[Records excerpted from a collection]
■ ■ ■ ■

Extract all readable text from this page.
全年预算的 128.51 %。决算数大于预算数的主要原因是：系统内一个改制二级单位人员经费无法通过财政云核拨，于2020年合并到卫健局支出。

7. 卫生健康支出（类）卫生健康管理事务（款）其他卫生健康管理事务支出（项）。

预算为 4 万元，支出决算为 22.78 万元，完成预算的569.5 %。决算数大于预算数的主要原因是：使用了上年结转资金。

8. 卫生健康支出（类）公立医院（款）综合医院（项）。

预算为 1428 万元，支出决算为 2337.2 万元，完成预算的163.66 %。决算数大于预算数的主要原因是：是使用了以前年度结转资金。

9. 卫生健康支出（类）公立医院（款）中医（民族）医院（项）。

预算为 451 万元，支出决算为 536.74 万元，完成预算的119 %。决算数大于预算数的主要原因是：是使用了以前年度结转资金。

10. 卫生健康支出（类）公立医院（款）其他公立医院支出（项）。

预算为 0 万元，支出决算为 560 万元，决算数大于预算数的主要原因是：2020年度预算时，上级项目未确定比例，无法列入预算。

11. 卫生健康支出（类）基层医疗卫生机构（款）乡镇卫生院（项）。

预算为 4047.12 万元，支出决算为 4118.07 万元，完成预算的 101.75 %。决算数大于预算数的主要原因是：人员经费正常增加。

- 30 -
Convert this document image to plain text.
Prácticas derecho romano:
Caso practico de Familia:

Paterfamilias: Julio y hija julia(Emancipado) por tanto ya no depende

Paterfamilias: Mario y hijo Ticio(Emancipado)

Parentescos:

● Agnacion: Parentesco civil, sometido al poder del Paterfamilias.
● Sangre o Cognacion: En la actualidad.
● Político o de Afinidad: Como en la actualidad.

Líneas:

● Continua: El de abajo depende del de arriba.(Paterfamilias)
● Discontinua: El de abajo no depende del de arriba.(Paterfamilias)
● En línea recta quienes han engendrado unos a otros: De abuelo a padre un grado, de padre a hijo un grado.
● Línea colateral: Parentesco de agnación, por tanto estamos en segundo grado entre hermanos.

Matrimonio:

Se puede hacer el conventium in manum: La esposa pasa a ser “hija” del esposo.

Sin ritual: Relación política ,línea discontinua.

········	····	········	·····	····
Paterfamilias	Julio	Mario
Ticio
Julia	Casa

■ ■ ■ ■

EXERCISE INSTRUCTIONS —
From the "Convert this document image to plain text." line to the close of the listing, restate each line word for word.

TASK OUTPUT —
Convert this document image to plain text.
Prácticas derecho romano:
Caso practico de Familia:

Paterfamilias: Julio y hija julia(Emancipado) por tanto ya no depende

Paterfamilias: Mario y hijo Ticio(Emancipado)

Parentescos:

● Agnacion: Parentesco civil, sometido al poder del Paterfamilias.
● Sangre o Cognacion: En la actualidad.
● Político o de Afinidad: Como en la actualidad.

Líneas:

● Continua: El de abajo depende del de arriba.(Paterfamilias)
● Discontinua: El de abajo no depende del de arriba.(Paterfamilias)
● En línea recta quienes han engendrado unos a otros: De abuelo a padre un grado, de padre a hijo un grado.
● Línea colateral: Parentesco de agnación, por tanto estamos en segundo grado entre hermanos.

Matrimonio:

Se puede hacer el conventium in manum: La esposa pasa a ser “hija” del esposo.

Sin ritual: Relación política ,línea discontinua.

········	····	········	·····	····
Paterfamilias	Julio	Mario
Ticio
Julia	Casa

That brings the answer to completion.